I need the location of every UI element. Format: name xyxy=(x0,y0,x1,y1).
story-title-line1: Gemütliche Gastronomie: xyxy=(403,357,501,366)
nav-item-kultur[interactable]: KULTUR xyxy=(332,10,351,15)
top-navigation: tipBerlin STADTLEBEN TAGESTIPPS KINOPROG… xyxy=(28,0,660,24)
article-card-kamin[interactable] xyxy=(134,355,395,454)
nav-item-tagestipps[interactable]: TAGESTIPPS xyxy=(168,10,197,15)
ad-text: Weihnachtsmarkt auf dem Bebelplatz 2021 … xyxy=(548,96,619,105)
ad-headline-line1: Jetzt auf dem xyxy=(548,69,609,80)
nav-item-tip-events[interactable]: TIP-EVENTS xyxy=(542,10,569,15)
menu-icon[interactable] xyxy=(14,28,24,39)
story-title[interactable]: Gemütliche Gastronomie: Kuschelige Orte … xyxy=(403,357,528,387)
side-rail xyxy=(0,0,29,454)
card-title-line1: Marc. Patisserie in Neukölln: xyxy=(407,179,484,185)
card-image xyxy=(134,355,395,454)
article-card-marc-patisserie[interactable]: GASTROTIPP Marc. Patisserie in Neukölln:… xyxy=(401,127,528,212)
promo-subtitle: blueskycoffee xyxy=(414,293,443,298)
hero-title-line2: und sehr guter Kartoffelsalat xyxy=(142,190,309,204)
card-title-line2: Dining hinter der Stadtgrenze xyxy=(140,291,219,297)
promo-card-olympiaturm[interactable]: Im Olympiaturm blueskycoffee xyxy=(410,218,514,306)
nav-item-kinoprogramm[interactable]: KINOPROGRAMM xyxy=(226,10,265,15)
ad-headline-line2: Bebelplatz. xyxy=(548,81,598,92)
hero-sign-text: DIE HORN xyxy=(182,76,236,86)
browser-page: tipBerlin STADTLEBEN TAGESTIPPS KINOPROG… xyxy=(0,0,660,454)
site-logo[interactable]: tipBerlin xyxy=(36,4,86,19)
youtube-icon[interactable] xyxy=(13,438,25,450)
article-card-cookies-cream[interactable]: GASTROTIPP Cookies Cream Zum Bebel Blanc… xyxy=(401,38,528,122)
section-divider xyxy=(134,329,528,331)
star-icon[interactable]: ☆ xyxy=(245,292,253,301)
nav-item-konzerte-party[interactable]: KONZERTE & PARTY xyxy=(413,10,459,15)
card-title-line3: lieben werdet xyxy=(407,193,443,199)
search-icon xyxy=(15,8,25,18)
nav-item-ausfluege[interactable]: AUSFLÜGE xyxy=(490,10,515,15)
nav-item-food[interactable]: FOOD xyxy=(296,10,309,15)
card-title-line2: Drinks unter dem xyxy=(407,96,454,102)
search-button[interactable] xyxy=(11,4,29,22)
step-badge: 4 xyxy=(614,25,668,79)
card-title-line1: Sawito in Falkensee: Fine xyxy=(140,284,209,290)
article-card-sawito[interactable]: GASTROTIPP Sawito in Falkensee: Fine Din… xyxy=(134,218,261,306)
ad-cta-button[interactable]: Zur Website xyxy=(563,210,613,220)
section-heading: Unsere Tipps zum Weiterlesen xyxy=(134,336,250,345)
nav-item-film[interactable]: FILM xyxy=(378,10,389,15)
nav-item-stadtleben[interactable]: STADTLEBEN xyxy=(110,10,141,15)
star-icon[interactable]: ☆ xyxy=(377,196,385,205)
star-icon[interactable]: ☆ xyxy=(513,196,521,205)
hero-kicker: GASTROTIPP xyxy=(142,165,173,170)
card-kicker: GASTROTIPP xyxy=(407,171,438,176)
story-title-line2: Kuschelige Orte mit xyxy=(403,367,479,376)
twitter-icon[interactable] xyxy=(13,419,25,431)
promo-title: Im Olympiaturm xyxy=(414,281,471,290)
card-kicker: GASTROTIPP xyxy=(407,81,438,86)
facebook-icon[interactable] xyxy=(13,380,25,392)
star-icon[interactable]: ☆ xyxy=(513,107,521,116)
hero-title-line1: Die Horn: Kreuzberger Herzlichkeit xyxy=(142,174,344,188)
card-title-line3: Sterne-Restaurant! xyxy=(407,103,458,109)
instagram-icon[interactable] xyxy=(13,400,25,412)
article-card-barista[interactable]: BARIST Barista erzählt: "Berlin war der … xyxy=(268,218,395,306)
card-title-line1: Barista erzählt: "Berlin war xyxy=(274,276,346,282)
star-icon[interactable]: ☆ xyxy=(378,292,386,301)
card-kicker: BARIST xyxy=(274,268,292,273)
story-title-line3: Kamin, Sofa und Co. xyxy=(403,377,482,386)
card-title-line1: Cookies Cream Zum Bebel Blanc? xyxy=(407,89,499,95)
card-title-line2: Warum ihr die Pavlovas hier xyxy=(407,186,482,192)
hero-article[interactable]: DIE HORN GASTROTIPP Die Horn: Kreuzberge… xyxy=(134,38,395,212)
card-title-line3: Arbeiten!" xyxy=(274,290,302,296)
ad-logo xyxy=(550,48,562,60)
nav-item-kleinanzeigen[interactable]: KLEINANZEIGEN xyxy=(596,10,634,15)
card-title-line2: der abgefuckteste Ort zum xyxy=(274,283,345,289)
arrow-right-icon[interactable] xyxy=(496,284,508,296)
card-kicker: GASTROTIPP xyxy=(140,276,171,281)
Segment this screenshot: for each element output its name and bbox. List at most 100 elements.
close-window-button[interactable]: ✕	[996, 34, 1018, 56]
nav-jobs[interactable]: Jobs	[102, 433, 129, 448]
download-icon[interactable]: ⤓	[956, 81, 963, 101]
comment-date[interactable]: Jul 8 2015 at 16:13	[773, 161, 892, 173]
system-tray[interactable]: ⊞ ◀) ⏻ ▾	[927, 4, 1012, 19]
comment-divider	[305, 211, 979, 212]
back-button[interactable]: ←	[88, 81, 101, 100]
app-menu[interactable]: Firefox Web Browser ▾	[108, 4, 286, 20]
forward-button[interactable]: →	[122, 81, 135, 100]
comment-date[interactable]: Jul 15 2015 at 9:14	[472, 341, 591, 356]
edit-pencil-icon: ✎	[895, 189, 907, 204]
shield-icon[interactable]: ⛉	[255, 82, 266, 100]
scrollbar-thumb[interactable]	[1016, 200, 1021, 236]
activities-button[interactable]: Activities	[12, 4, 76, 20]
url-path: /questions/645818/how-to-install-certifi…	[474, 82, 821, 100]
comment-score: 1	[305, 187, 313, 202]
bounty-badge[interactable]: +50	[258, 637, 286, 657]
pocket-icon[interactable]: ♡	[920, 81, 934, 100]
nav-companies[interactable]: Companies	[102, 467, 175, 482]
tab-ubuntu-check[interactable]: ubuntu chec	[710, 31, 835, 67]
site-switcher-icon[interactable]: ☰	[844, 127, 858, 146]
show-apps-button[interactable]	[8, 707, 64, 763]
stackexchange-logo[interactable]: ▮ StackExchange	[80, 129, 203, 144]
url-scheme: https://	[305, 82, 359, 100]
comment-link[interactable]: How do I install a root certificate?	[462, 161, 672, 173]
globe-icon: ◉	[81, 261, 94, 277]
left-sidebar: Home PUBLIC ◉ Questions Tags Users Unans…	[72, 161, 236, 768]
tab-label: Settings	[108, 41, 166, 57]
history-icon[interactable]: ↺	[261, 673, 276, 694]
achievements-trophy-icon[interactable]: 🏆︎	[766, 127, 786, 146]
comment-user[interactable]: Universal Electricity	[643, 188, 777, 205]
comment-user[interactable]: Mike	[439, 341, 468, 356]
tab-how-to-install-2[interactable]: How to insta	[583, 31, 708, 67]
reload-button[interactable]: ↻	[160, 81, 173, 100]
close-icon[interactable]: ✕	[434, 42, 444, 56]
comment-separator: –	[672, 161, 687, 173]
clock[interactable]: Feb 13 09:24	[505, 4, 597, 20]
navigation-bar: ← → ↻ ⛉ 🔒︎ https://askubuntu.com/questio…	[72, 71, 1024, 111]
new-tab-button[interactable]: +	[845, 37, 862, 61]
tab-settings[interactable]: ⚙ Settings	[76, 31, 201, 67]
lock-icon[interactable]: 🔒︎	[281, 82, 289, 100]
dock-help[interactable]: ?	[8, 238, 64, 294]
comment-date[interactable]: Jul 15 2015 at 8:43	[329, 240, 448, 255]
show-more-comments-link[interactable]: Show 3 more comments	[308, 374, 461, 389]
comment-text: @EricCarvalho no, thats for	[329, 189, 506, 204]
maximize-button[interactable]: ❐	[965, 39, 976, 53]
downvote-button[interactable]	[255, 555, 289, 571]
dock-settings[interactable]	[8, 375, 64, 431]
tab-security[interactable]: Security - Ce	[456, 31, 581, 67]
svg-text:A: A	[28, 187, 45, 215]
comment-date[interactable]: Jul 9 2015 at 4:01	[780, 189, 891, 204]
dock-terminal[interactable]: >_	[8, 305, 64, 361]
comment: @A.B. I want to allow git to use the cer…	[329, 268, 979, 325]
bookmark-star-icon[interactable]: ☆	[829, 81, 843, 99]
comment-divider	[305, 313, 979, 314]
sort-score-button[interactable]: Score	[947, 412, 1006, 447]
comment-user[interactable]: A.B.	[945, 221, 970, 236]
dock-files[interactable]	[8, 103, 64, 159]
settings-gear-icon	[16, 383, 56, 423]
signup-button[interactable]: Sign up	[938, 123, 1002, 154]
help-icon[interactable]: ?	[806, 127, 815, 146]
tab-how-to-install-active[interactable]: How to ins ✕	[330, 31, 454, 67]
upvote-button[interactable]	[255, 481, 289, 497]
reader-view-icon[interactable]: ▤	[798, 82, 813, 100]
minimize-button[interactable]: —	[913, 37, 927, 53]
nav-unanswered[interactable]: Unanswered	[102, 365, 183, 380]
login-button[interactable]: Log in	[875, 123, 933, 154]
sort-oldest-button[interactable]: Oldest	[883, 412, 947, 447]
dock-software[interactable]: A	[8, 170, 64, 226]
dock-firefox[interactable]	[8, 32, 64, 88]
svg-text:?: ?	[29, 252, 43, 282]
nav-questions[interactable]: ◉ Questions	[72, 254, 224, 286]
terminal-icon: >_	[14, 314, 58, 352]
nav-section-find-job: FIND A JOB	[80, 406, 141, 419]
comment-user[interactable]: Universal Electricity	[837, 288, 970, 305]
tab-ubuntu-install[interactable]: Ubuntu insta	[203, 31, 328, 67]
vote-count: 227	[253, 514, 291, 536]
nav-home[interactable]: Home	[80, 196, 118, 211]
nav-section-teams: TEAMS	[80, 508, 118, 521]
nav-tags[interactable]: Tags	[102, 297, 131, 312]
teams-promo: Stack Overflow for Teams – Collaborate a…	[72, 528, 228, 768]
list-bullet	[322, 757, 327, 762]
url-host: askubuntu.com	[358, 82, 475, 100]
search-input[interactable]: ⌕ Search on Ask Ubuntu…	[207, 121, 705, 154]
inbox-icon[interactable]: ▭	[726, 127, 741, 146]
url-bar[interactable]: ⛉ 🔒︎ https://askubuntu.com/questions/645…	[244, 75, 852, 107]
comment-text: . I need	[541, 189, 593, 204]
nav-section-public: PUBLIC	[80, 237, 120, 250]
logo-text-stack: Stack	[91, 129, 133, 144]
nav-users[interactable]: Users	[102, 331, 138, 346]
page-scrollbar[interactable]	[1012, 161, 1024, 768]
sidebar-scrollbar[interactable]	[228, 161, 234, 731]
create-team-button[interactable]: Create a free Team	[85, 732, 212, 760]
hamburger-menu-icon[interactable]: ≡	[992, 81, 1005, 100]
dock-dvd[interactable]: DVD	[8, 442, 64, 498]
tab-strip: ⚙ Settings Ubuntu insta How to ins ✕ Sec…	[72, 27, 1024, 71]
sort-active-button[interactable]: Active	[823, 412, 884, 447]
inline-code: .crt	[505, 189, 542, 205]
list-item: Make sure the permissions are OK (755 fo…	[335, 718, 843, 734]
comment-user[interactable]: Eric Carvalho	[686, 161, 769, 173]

**Task description**
Extract the stretch of material from its first line through the line containing "nav-item-ausfluege[interactable]: AUSFLÜGE xyxy=(490,10,515,15)", and repeat those lines exactly.

**Answer for the task**
I need the location of every UI element. Format: name xyxy=(x0,y0,x1,y1).
story-title-line1: Gemütliche Gastronomie: xyxy=(403,357,501,366)
nav-item-kultur[interactable]: KULTUR xyxy=(332,10,351,15)
top-navigation: tipBerlin STADTLEBEN TAGESTIPPS KINOPROG… xyxy=(28,0,660,24)
article-card-kamin[interactable] xyxy=(134,355,395,454)
nav-item-tagestipps[interactable]: TAGESTIPPS xyxy=(168,10,197,15)
ad-text: Weihnachtsmarkt auf dem Bebelplatz 2021 … xyxy=(548,96,619,105)
ad-headline-line1: Jetzt auf dem xyxy=(548,69,609,80)
nav-item-tip-events[interactable]: TIP-EVENTS xyxy=(542,10,569,15)
menu-icon[interactable] xyxy=(14,28,24,39)
story-title[interactable]: Gemütliche Gastronomie: Kuschelige Orte … xyxy=(403,357,528,387)
side-rail xyxy=(0,0,29,454)
card-title-line1: Marc. Patisserie in Neukölln: xyxy=(407,179,484,185)
card-image xyxy=(134,355,395,454)
article-card-marc-patisserie[interactable]: GASTROTIPP Marc. Patisserie in Neukölln:… xyxy=(401,127,528,212)
promo-subtitle: blueskycoffee xyxy=(414,293,443,298)
hero-title-line2: und sehr guter Kartoffelsalat xyxy=(142,190,309,204)
card-title-line2: Dining hinter der Stadtgrenze xyxy=(140,291,219,297)
promo-card-olympiaturm[interactable]: Im Olympiaturm blueskycoffee xyxy=(410,218,514,306)
nav-item-kinoprogramm[interactable]: KINOPROGRAMM xyxy=(226,10,265,15)
ad-headline-line2: Bebelplatz. xyxy=(548,81,598,92)
hero-sign-text: DIE HORN xyxy=(182,76,236,86)
browser-page: tipBerlin STADTLEBEN TAGESTIPPS KINOPROG… xyxy=(0,0,660,454)
site-logo[interactable]: tipBerlin xyxy=(36,4,86,19)
youtube-icon[interactable] xyxy=(13,438,25,450)
article-card-cookies-cream[interactable]: GASTROTIPP Cookies Cream Zum Bebel Blanc… xyxy=(401,38,528,122)
section-divider xyxy=(134,329,528,331)
star-icon[interactable]: ☆ xyxy=(245,292,253,301)
nav-item-konzerte-party[interactable]: KONZERTE & PARTY xyxy=(413,10,459,15)
card-title-line3: lieben werdet xyxy=(407,193,443,199)
search-icon xyxy=(15,8,25,18)
nav-item-ausfluege[interactable]: AUSFLÜGE xyxy=(490,10,515,15)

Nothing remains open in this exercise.